From the entries that follow, gather each line holding the word "temperature".

# start of PROVIDED ENTRIES

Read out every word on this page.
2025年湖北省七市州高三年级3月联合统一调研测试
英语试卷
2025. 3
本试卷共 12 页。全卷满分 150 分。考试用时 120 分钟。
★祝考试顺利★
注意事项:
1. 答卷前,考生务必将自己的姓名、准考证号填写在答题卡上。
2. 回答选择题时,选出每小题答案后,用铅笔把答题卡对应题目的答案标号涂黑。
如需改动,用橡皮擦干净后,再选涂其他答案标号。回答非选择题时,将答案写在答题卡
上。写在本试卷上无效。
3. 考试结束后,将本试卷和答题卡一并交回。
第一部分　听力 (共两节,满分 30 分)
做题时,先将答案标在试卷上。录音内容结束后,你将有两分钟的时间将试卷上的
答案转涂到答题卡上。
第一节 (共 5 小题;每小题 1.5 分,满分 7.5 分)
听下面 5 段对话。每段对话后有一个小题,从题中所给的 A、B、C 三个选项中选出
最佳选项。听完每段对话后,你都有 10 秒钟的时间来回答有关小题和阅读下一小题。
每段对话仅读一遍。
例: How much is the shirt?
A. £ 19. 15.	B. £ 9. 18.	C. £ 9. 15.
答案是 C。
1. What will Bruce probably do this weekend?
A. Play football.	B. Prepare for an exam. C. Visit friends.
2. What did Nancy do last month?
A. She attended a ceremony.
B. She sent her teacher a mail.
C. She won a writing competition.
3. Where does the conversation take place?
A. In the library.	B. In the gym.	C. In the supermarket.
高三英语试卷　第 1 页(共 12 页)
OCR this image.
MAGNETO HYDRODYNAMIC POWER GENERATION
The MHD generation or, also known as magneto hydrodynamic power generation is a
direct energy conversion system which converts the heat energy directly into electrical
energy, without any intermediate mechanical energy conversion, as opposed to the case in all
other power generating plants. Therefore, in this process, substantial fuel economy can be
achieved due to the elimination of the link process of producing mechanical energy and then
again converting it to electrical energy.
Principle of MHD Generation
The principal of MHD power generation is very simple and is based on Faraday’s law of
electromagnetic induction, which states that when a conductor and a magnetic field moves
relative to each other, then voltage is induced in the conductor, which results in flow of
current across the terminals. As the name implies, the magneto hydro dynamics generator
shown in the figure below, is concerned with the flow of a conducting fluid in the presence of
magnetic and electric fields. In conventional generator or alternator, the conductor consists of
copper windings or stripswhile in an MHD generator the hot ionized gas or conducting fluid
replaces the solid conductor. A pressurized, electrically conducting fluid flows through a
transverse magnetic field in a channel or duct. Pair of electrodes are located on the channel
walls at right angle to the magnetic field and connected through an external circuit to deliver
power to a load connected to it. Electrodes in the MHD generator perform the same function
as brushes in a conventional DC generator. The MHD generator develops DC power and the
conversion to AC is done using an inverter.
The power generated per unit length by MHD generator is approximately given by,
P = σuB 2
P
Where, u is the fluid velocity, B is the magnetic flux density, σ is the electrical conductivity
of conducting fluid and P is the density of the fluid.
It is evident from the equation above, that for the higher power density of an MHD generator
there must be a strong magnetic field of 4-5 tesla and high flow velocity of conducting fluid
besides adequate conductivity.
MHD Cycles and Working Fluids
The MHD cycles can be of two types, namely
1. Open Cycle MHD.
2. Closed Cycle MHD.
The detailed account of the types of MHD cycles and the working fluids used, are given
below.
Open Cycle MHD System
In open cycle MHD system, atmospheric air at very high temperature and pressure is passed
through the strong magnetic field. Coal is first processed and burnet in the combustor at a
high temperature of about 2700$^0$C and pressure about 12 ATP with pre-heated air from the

# end of PROVIDED ENTRIES

TASK OUTPUT:
In open cycle MHD system, atmospheric air at very high temperature and pressure is passed
high temperature of about 2700$^0$C and pressure about 12 ATP with pre-heated air from the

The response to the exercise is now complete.